» Instructions for the task
Write out all lines holding the word "array".

» Given records
————

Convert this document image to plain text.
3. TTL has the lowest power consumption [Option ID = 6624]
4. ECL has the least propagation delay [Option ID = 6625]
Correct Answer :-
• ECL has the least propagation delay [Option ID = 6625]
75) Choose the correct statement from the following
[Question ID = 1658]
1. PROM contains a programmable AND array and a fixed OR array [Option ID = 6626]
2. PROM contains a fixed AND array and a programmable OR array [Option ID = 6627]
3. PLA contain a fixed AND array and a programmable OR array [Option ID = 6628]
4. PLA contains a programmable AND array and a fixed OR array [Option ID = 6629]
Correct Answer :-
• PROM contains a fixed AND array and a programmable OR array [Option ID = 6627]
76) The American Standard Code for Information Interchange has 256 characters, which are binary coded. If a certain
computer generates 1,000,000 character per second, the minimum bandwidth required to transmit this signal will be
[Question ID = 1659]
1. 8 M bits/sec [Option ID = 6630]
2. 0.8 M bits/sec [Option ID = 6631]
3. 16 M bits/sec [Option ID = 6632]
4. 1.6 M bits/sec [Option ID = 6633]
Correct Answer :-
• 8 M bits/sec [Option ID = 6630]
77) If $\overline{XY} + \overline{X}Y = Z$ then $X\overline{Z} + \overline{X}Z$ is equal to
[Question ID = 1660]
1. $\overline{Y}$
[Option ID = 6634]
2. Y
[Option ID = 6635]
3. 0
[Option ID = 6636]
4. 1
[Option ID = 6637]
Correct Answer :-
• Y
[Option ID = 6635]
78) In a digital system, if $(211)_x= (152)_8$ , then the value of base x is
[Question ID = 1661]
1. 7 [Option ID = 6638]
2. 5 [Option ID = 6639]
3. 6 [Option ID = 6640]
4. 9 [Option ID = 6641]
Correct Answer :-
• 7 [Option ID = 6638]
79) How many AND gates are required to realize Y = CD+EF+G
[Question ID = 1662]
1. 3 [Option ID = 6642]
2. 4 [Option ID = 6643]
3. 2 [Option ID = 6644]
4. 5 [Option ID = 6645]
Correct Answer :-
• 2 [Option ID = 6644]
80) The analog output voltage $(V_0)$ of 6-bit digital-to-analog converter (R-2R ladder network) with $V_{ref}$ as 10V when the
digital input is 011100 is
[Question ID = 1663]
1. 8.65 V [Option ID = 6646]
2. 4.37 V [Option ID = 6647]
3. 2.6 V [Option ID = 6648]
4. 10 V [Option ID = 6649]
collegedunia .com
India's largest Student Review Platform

————

» The solution
1. PROM contains a programmable AND array and a fixed OR array [Option ID = 6626]
2. PROM contains a fixed AND array and a programmable OR array [Option ID = 6627]
3. PLA contain a fixed AND array and a programmable OR array [Option ID = 6628]
4. PLA contains a programmable AND array and a fixed OR array [Option ID = 6629]
• PROM contains a fixed AND array and a programmable OR array [Option ID = 6627]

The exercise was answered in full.